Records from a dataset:

^^^^

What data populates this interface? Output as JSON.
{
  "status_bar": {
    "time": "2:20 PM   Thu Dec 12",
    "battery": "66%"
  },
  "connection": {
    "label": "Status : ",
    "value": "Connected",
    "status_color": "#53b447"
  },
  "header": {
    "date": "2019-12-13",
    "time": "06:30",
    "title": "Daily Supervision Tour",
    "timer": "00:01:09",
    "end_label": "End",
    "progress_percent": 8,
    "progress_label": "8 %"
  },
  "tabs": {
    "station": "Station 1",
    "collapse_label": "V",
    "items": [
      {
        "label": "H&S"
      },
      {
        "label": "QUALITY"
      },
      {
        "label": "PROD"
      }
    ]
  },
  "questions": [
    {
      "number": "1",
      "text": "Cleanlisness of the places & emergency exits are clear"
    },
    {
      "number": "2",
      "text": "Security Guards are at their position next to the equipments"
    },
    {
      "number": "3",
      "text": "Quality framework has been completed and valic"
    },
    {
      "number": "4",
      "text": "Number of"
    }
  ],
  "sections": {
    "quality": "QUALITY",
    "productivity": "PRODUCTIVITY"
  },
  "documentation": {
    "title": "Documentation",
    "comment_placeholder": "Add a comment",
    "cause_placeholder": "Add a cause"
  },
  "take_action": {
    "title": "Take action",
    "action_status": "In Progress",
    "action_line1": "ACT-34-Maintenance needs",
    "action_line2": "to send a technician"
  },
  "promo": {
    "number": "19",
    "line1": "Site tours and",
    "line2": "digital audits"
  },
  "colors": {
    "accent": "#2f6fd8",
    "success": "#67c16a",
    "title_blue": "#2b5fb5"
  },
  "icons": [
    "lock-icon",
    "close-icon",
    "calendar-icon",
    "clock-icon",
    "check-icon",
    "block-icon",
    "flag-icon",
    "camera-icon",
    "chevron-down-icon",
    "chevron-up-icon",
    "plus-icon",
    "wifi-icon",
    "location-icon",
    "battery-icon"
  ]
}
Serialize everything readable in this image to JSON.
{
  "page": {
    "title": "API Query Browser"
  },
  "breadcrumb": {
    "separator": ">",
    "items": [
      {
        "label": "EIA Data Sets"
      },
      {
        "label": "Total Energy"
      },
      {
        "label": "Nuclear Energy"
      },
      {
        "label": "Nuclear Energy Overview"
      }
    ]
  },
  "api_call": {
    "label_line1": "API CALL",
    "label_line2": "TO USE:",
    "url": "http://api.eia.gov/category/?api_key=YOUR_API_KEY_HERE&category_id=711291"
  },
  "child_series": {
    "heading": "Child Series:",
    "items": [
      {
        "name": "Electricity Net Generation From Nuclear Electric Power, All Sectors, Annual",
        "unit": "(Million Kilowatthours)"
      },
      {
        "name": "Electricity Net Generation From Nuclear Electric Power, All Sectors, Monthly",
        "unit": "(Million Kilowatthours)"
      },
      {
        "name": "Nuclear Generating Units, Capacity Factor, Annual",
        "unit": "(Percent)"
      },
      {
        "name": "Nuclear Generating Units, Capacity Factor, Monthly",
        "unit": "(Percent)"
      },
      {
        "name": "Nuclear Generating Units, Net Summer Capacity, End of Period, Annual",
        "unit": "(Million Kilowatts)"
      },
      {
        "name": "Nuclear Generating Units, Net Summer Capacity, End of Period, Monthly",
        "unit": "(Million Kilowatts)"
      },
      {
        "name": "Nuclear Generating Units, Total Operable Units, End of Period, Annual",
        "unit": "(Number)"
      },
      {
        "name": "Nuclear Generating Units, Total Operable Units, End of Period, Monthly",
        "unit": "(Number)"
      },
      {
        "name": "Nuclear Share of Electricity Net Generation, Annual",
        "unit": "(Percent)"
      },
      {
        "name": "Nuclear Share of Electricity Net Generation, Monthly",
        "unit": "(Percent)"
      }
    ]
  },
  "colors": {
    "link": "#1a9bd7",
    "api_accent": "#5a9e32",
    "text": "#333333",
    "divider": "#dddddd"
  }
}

^^^^

▸ **Stated task**: Copy each line in the data that holds the word "Summer".

▸ **Finished answer**:
        "name": "Nuclear Generating Units, Net Summer Capacity, End of Period, Annual",
        "name": "Nuclear Generating Units, Net Summer Capacity, End of Period, Monthly",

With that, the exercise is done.